What is asked:
Transcribe the records exactly. Pictures do not belong in the transcription.

(Figure contents as structured data)
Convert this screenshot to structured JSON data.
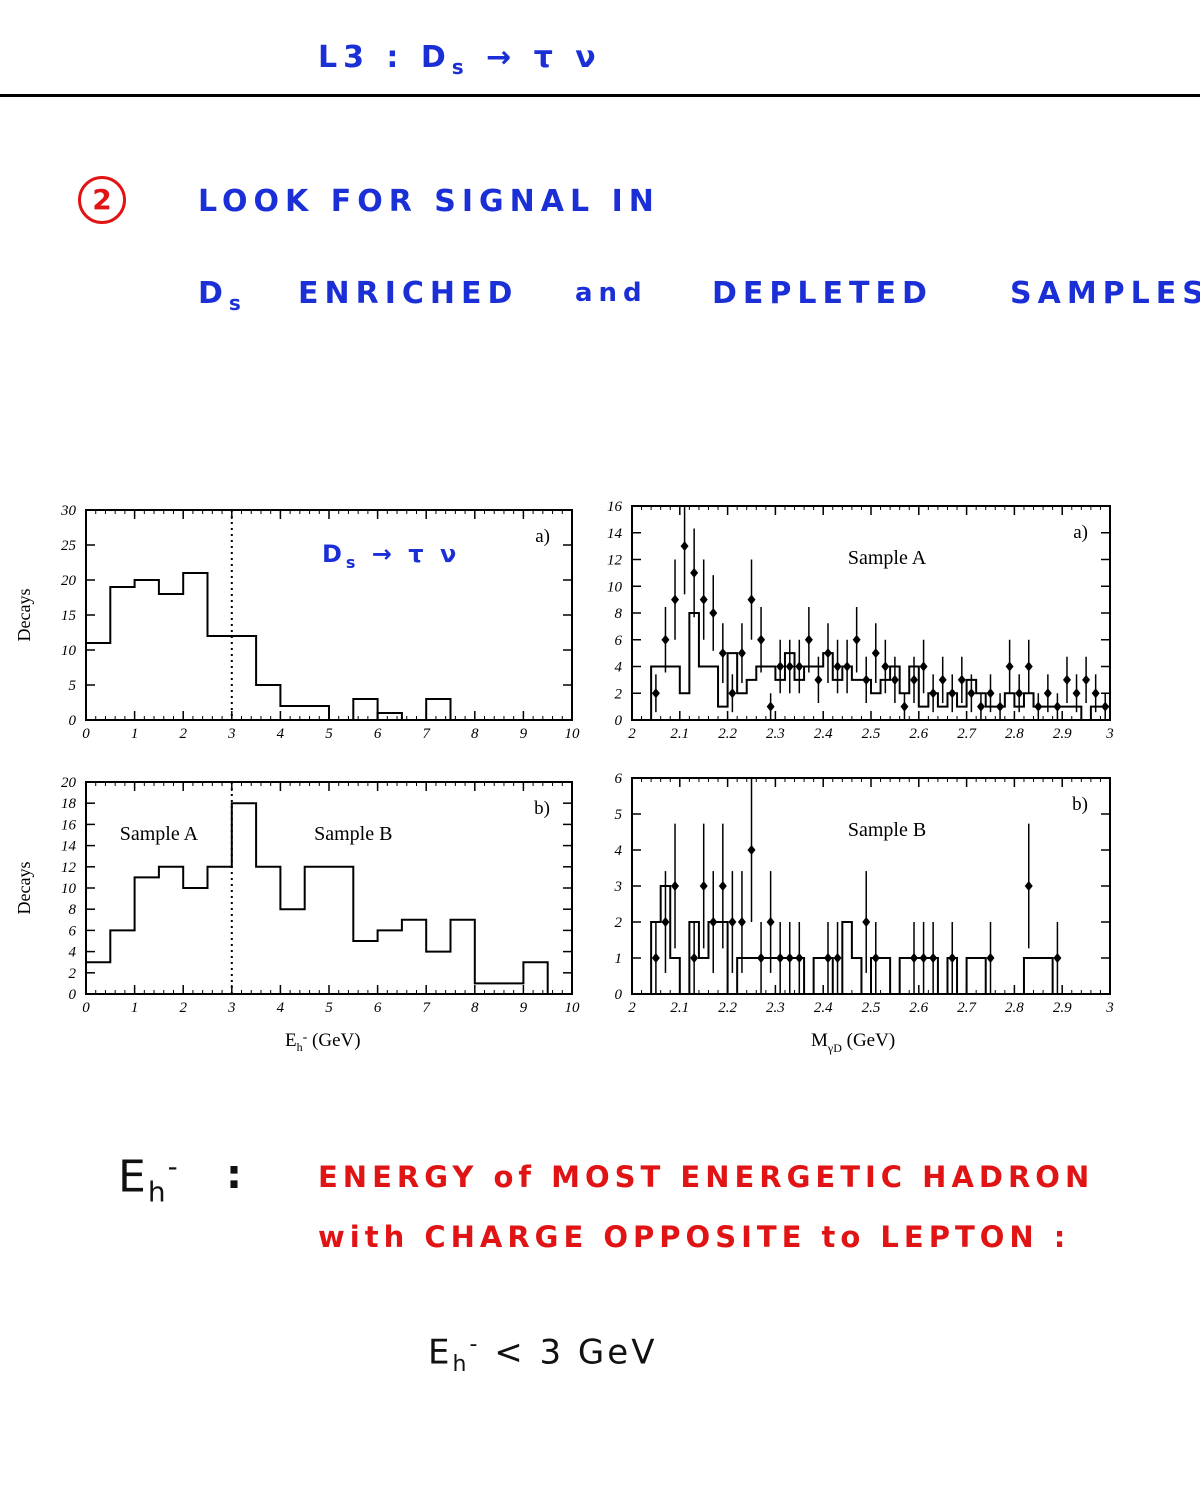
{
  "header": {
    "title": "L3  :  D",
    "title_sub": "s",
    "title_rest": " → τ ν"
  },
  "step": {
    "number": "2",
    "line1": "LOOK   FOR   SIGNAL     IN",
    "line2_a": "D",
    "line2_a_sub": "s",
    "line2_b": "ENRICHED",
    "line2_c": "and",
    "line2_d": "DEPLETED",
    "line2_e": "SAMPLES:"
  },
  "annotation": {
    "text": "D",
    "sub": "s",
    "rest": " → τ ν"
  },
  "definition": {
    "symbol": "E",
    "symbol_sub": "h",
    "symbol_sup": "-",
    "colon": ":",
    "line1": "ENERGY  of   MOST  ENERGETIC  HADRON",
    "line2": "with  CHARGE    OPPOSITE   to  LEPTON :"
  },
  "cut": {
    "symbol": "E",
    "symbol_sub": "h",
    "symbol_sup": "-",
    "rest": "  <  3 GeV"
  },
  "colors": {
    "blue_ink": "#1a2fd6",
    "red_ink": "#e01414",
    "dark_ink": "#111111"
  },
  "chart_data": [
    {
      "id": "left-a",
      "type": "bar",
      "ylabel": "Decays",
      "panel_label": "a)",
      "xlim": [
        0,
        10
      ],
      "ylim": [
        0,
        30
      ],
      "yticks": [
        0,
        5,
        10,
        15,
        20,
        25,
        30
      ],
      "xticks": [
        0,
        1,
        2,
        3,
        4,
        5,
        6,
        7,
        8,
        9,
        10
      ],
      "bin_width": 0.5,
      "values": [
        11,
        19,
        20,
        18,
        21,
        12,
        12,
        5,
        2,
        2,
        0,
        0,
        0,
        0,
        0,
        0,
        0,
        0,
        0,
        0
      ],
      "values_note": "",
      "vline": 3,
      "extra_bins": [
        [
          5.5,
          6.0,
          3
        ],
        [
          6.0,
          6.5,
          1
        ],
        [
          7.0,
          7.5,
          3
        ]
      ]
    },
    {
      "id": "left-b",
      "type": "bar",
      "ylabel": "Decays",
      "panel_label": "b)",
      "xlabel": "E",
      "xlabel_sub": "h",
      "xlabel_sup": "-",
      "xlabel_unit": " (GeV)",
      "xlim": [
        0,
        10
      ],
      "ylim": [
        0,
        20
      ],
      "yticks": [
        0,
        2,
        4,
        6,
        8,
        10,
        12,
        14,
        16,
        18,
        20
      ],
      "xticks": [
        0,
        1,
        2,
        3,
        4,
        5,
        6,
        7,
        8,
        9,
        10
      ],
      "bin_width": 0.5,
      "values": [
        3,
        6,
        11,
        12,
        10,
        12,
        18,
        12,
        8,
        12,
        12,
        5,
        6,
        7,
        4,
        7,
        1,
        1,
        3,
        0
      ],
      "vline": 3,
      "region_labels": [
        "Sample A",
        "Sample B"
      ]
    },
    {
      "id": "right-a",
      "type": "scatter",
      "panel_label": "a)",
      "sample_label": "Sample A",
      "xlim": [
        2,
        3
      ],
      "ylim": [
        0,
        16
      ],
      "yticks": [
        0,
        2,
        4,
        6,
        8,
        10,
        12,
        14,
        16
      ],
      "xticks": [
        2,
        2.1,
        2.2,
        2.3,
        2.4,
        2.5,
        2.6,
        2.7,
        2.8,
        2.9,
        3
      ],
      "histogram_step": 0.02,
      "histogram": [
        0,
        1,
        4,
        4,
        4,
        2,
        8,
        4,
        4,
        1,
        5,
        2,
        3,
        4,
        4,
        3,
        5,
        3,
        4,
        4,
        5,
        3,
        4,
        3,
        3,
        2,
        3,
        4,
        2,
        4,
        1,
        2,
        1,
        2,
        1,
        3,
        2,
        1,
        1,
        2,
        1,
        2,
        1,
        1,
        1,
        1,
        1,
        0,
        1,
        1
      ],
      "points_x": [
        2.05,
        2.07,
        2.09,
        2.11,
        2.13,
        2.15,
        2.17,
        2.19,
        2.21,
        2.23,
        2.25,
        2.27,
        2.29,
        2.31,
        2.33,
        2.35,
        2.37,
        2.39,
        2.41,
        2.43,
        2.45,
        2.47,
        2.49,
        2.51,
        2.53,
        2.55,
        2.57,
        2.59,
        2.61,
        2.63,
        2.65,
        2.67,
        2.69,
        2.71,
        2.73,
        2.75,
        2.77,
        2.79,
        2.81,
        2.83,
        2.85,
        2.87,
        2.89,
        2.91,
        2.93,
        2.95,
        2.97,
        2.99
      ],
      "points_y": [
        2,
        6,
        9,
        13,
        11,
        9,
        8,
        5,
        2,
        5,
        9,
        6,
        1,
        4,
        4,
        4,
        6,
        3,
        5,
        4,
        4,
        6,
        3,
        5,
        4,
        3,
        1,
        3,
        4,
        2,
        3,
        2,
        3,
        2,
        1,
        2,
        1,
        4,
        2,
        4,
        1,
        2,
        1,
        3,
        2,
        3,
        2,
        1
      ]
    },
    {
      "id": "right-b",
      "type": "scatter",
      "panel_label": "b)",
      "sample_label": "Sample B",
      "xlabel": "M",
      "xlabel_sub": "γD",
      "xlabel_unit": " (GeV)",
      "xlim": [
        2,
        3
      ],
      "ylim": [
        0,
        6
      ],
      "yticks": [
        0,
        1,
        2,
        3,
        4,
        5,
        6
      ],
      "xticks": [
        2,
        2.1,
        2.2,
        2.3,
        2.4,
        2.5,
        2.6,
        2.7,
        2.8,
        2.9,
        3
      ],
      "histogram_step": 0.02,
      "histogram": [
        0,
        1,
        2,
        3,
        1,
        0,
        2,
        1,
        2,
        2,
        0,
        1,
        1,
        1,
        1,
        1,
        1,
        1,
        0,
        1,
        1,
        0,
        2,
        1,
        0,
        1,
        1,
        0,
        1,
        1,
        1,
        1,
        0,
        1,
        0,
        1,
        1,
        0,
        0,
        0,
        0,
        1,
        1,
        1,
        0,
        0,
        0,
        0,
        0,
        0
      ],
      "points_x": [
        2.05,
        2.07,
        2.09,
        2.13,
        2.15,
        2.17,
        2.19,
        2.21,
        2.23,
        2.25,
        2.27,
        2.29,
        2.31,
        2.33,
        2.35,
        2.41,
        2.43,
        2.49,
        2.51,
        2.59,
        2.61,
        2.63,
        2.67,
        2.75,
        2.83,
        2.89
      ],
      "points_y": [
        1,
        2,
        3,
        1,
        3,
        2,
        3,
        2,
        2,
        4,
        1,
        2,
        1,
        1,
        1,
        1,
        1,
        2,
        1,
        1,
        1,
        1,
        1,
        1,
        3,
        1
      ]
    }
  ]
}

Task answer:
Convert this screenshot to structured JSON data.
{
  "header": {
    "title": "L3  :  D",
    "title_sub": "s",
    "title_rest": " → τ ν"
  },
  "step": {
    "number": "2",
    "line1": "LOOK   FOR   SIGNAL     IN",
    "line2_a": "D",
    "line2_a_sub": "s",
    "line2_b": "ENRICHED",
    "line2_c": "and",
    "line2_d": "DEPLETED",
    "line2_e": "SAMPLES:"
  },
  "annotation": {
    "text": "D",
    "sub": "s",
    "rest": " → τ ν"
  },
  "definition": {
    "symbol": "E",
    "symbol_sub": "h",
    "symbol_sup": "-",
    "colon": ":",
    "line1": "ENERGY  of   MOST  ENERGETIC  HADRON",
    "line2": "with  CHARGE    OPPOSITE   to  LEPTON :"
  },
  "cut": {
    "symbol": "E",
    "symbol_sub": "h",
    "symbol_sup": "-",
    "rest": "  <  3 GeV"
  },
  "colors": {
    "blue_ink": "#1a2fd6",
    "red_ink": "#e01414",
    "dark_ink": "#111111"
  },
  "chart_data": [
    {
      "id": "left-a",
      "type": "bar",
      "ylabel": "Decays",
      "panel_label": "a)",
      "xlim": [
        0,
        10
      ],
      "ylim": [
        0,
        30
      ],
      "yticks": [
        0,
        5,
        10,
        15,
        20,
        25,
        30
      ],
      "xticks": [
        0,
        1,
        2,
        3,
        4,
        5,
        6,
        7,
        8,
        9,
        10
      ],
      "bin_width": 0.5,
      "values": [
        11,
        19,
        20,
        18,
        21,
        12,
        12,
        5,
        2,
        2,
        0,
        0,
        0,
        0,
        0,
        0,
        0,
        0,
        0,
        0
      ],
      "values_note": "",
      "vline": 3,
      "extra_bins": [
        [
          5.5,
          6.0,
          3
        ],
        [
          6.0,
          6.5,
          1
        ],
        [
          7.0,
          7.5,
          3
        ]
      ]
    },
    {
      "id": "left-b",
      "type": "bar",
      "ylabel": "Decays",
      "panel_label": "b)",
      "xlabel": "E",
      "xlabel_sub": "h",
      "xlabel_sup": "-",
      "xlabel_unit": " (GeV)",
      "xlim": [
        0,
        10
      ],
      "ylim": [
        0,
        20
      ],
      "yticks": [
        0,
        2,
        4,
        6,
        8,
        10,
        12,
        14,
        16,
        18,
        20
      ],
      "xticks": [
        0,
        1,
        2,
        3,
        4,
        5,
        6,
        7,
        8,
        9,
        10
      ],
      "bin_width": 0.5,
      "values": [
        3,
        6,
        11,
        12,
        10,
        12,
        18,
        12,
        8,
        12,
        12,
        5,
        6,
        7,
        4,
        7,
        1,
        1,
        3,
        0
      ],
      "vline": 3,
      "region_labels": [
        "Sample A",
        "Sample B"
      ]
    },
    {
      "id": "right-a",
      "type": "scatter",
      "panel_label": "a)",
      "sample_label": "Sample A",
      "xlim": [
        2,
        3
      ],
      "ylim": [
        0,
        16
      ],
      "yticks": [
        0,
        2,
        4,
        6,
        8,
        10,
        12,
        14,
        16
      ],
      "xticks": [
        2,
        2.1,
        2.2,
        2.3,
        2.4,
        2.5,
        2.6,
        2.7,
        2.8,
        2.9,
        3
      ],
      "histogram_step": 0.02,
      "histogram": [
        0,
        1,
        4,
        4,
        4,
        2,
        8,
        4,
        4,
        1,
        5,
        2,
        3,
        4,
        4,
        3,
        5,
        3,
        4,
        4,
        5,
        3,
        4,
        3,
        3,
        2,
        3,
        4,
        2,
        4,
        1,
        2,
        1,
        2,
        1,
        3,
        2,
        1,
        1,
        2,
        1,
        2,
        1,
        1,
        1,
        1,
        1,
        0,
        1,
        1
      ],
      "points_x": [
        2.05,
        2.07,
        2.09,
        2.11,
        2.13,
        2.15,
        2.17,
        2.19,
        2.21,
        2.23,
        2.25,
        2.27,
        2.29,
        2.31,
        2.33,
        2.35,
        2.37,
        2.39,
        2.41,
        2.43,
        2.45,
        2.47,
        2.49,
        2.51,
        2.53,
        2.55,
        2.57,
        2.59,
        2.61,
        2.63,
        2.65,
        2.67,
        2.69,
        2.71,
        2.73,
        2.75,
        2.77,
        2.79,
        2.81,
        2.83,
        2.85,
        2.87,
        2.89,
        2.91,
        2.93,
        2.95,
        2.97,
        2.99
      ],
      "points_y": [
        2,
        6,
        9,
        13,
        11,
        9,
        8,
        5,
        2,
        5,
        9,
        6,
        1,
        4,
        4,
        4,
        6,
        3,
        5,
        4,
        4,
        6,
        3,
        5,
        4,
        3,
        1,
        3,
        4,
        2,
        3,
        2,
        3,
        2,
        1,
        2,
        1,
        4,
        2,
        4,
        1,
        2,
        1,
        3,
        2,
        3,
        2,
        1
      ]
    },
    {
      "id": "right-b",
      "type": "scatter",
      "panel_label": "b)",
      "sample_label": "Sample B",
      "xlabel": "M",
      "xlabel_sub": "γD",
      "xlabel_unit": " (GeV)",
      "xlim": [
        2,
        3
      ],
      "ylim": [
        0,
        6
      ],
      "yticks": [
        0,
        1,
        2,
        3,
        4,
        5,
        6
      ],
      "xticks": [
        2,
        2.1,
        2.2,
        2.3,
        2.4,
        2.5,
        2.6,
        2.7,
        2.8,
        2.9,
        3
      ],
      "histogram_step": 0.02,
      "histogram": [
        0,
        1,
        2,
        3,
        1,
        0,
        2,
        1,
        2,
        2,
        0,
        1,
        1,
        1,
        1,
        1,
        1,
        1,
        0,
        1,
        1,
        0,
        2,
        1,
        0,
        1,
        1,
        0,
        1,
        1,
        1,
        1,
        0,
        1,
        0,
        1,
        1,
        0,
        0,
        0,
        0,
        1,
        1,
        1,
        0,
        0,
        0,
        0,
        0,
        0
      ],
      "points_x": [
        2.05,
        2.07,
        2.09,
        2.13,
        2.15,
        2.17,
        2.19,
        2.21,
        2.23,
        2.25,
        2.27,
        2.29,
        2.31,
        2.33,
        2.35,
        2.41,
        2.43,
        2.49,
        2.51,
        2.59,
        2.61,
        2.63,
        2.67,
        2.75,
        2.83,
        2.89
      ],
      "points_y": [
        1,
        2,
        3,
        1,
        3,
        2,
        3,
        2,
        2,
        4,
        1,
        2,
        1,
        1,
        1,
        1,
        1,
        2,
        1,
        1,
        1,
        1,
        1,
        1,
        3,
        1
      ]
    }
  ]
}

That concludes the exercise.